Write every entry out again exactly, please, and skip the pictures.

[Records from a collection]
◇ ◇ ◇ ◇ ◇ ◇ ◇

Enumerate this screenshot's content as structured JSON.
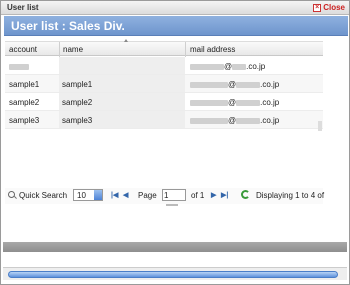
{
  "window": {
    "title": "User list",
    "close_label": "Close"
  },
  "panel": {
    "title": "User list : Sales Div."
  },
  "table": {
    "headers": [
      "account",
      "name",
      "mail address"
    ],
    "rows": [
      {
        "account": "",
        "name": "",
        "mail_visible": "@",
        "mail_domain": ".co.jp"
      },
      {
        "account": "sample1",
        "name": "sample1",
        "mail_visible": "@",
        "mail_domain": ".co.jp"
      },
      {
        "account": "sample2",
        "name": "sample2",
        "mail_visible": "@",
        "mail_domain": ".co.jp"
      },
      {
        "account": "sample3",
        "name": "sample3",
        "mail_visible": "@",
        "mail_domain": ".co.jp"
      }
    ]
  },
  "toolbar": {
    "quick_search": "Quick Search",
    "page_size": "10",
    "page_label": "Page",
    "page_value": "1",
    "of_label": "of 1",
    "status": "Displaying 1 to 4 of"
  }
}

◇ ◇ ◇ ◇ ◇ ◇ ◇

▶ [Task answer]
Enumerate this screenshot's content as structured JSON.
{
  "window": {
    "title": "User list",
    "close_label": "Close"
  },
  "panel": {
    "title": "User list : Sales Div."
  },
  "table": {
    "headers": [
      "account",
      "name",
      "mail address"
    ],
    "rows": [
      {
        "account": "",
        "name": "",
        "mail_visible": "@",
        "mail_domain": ".co.jp"
      },
      {
        "account": "sample1",
        "name": "sample1",
        "mail_visible": "@",
        "mail_domain": ".co.jp"
      },
      {
        "account": "sample2",
        "name": "sample2",
        "mail_visible": "@",
        "mail_domain": ".co.jp"
      },
      {
        "account": "sample3",
        "name": "sample3",
        "mail_visible": "@",
        "mail_domain": ".co.jp"
      }
    ]
  },
  "toolbar": {
    "quick_search": "Quick Search",
    "page_size": "10",
    "page_label": "Page",
    "page_value": "1",
    "of_label": "of 1",
    "status": "Displaying 1 to 4 of"
  }
}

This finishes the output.